AIM OF THE TASK
Review the listing and copy each line that holds the word "total".

MATERIAL TO PROCESS
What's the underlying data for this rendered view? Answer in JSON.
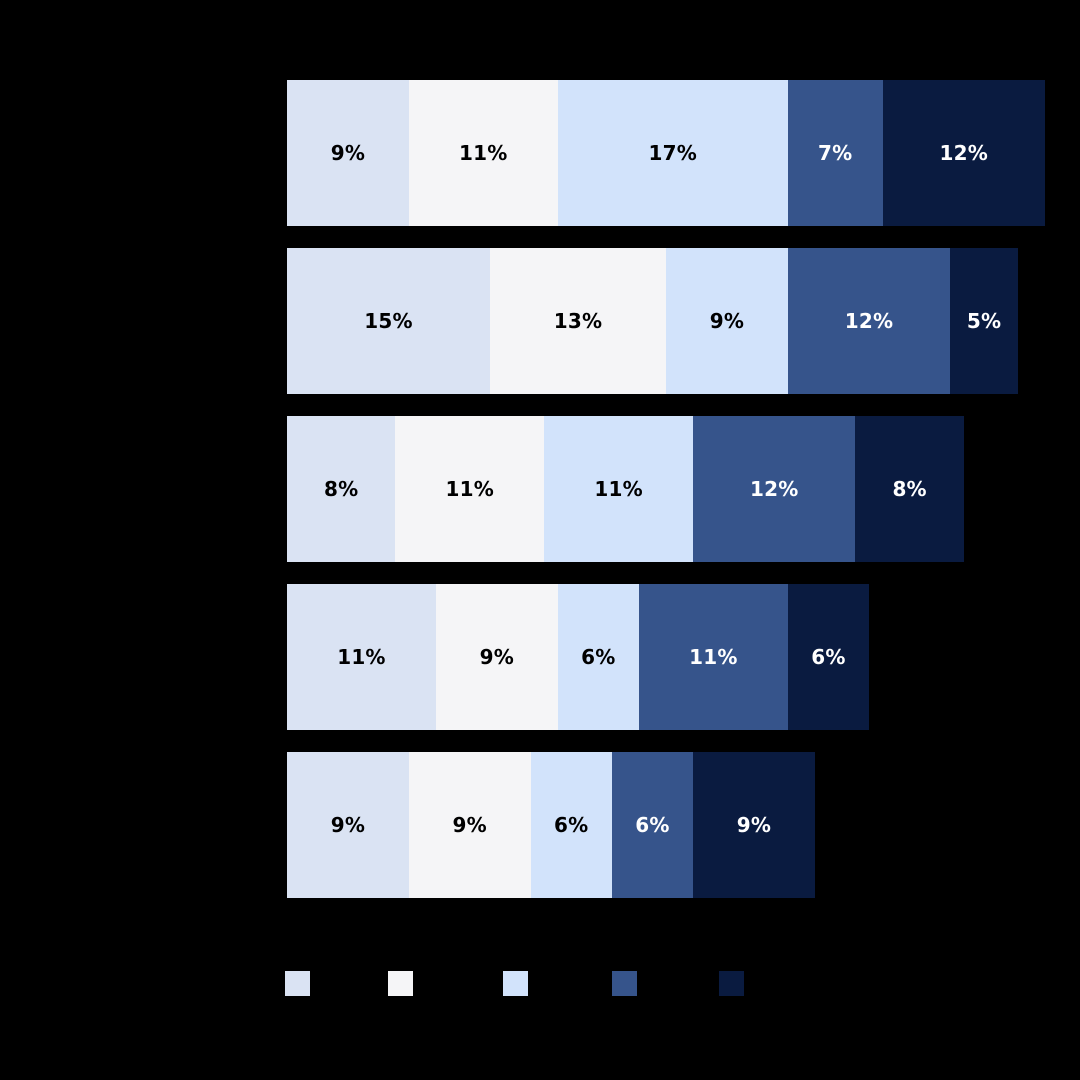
{
  "background_color": "#000000",
  "chart_data": {
    "type": "bar",
    "orientation": "horizontal",
    "stacked": true,
    "unit": "%",
    "title": "",
    "xlabel": "",
    "ylabel": "",
    "grid": false,
    "axis_visible": false,
    "series_colors": [
      "#dae3f3",
      "#f5f5f7",
      "#d2e3fb",
      "#36548b",
      "#0a1b40"
    ],
    "segment_label_colors": [
      "#000000",
      "#000000",
      "#000000",
      "#ffffff",
      "#ffffff"
    ],
    "rows": [
      {
        "values": [
          9,
          11,
          17,
          7,
          12
        ],
        "labels": [
          "9%",
          "11%",
          "17%",
          "7%",
          "12%"
        ],
        "total": 56
      },
      {
        "values": [
          15,
          13,
          9,
          12,
          5
        ],
        "labels": [
          "15%",
          "13%",
          "9%",
          "12%",
          "5%"
        ],
        "total": 54
      },
      {
        "values": [
          8,
          11,
          11,
          12,
          8
        ],
        "labels": [
          "8%",
          "11%",
          "11%",
          "12%",
          "8%"
        ],
        "total": 50
      },
      {
        "values": [
          11,
          9,
          6,
          11,
          6
        ],
        "labels": [
          "11%",
          "9%",
          "6%",
          "11%",
          "6%"
        ],
        "total": 43
      },
      {
        "values": [
          9,
          9,
          6,
          6,
          9
        ],
        "labels": [
          "9%",
          "9%",
          "6%",
          "6%",
          "9%"
        ],
        "total": 39
      }
    ],
    "xlim": [
      0,
      56
    ]
  },
  "legend": {
    "position": "bottom",
    "swatch_colors": [
      "#dae3f3",
      "#f5f5f7",
      "#d2e3fb",
      "#36548b",
      "#0a1b40"
    ]
  }
}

FINISHED ANSWER
        "total": 56
        "total": 54
        "total": 50
        "total": 43
        "total": 39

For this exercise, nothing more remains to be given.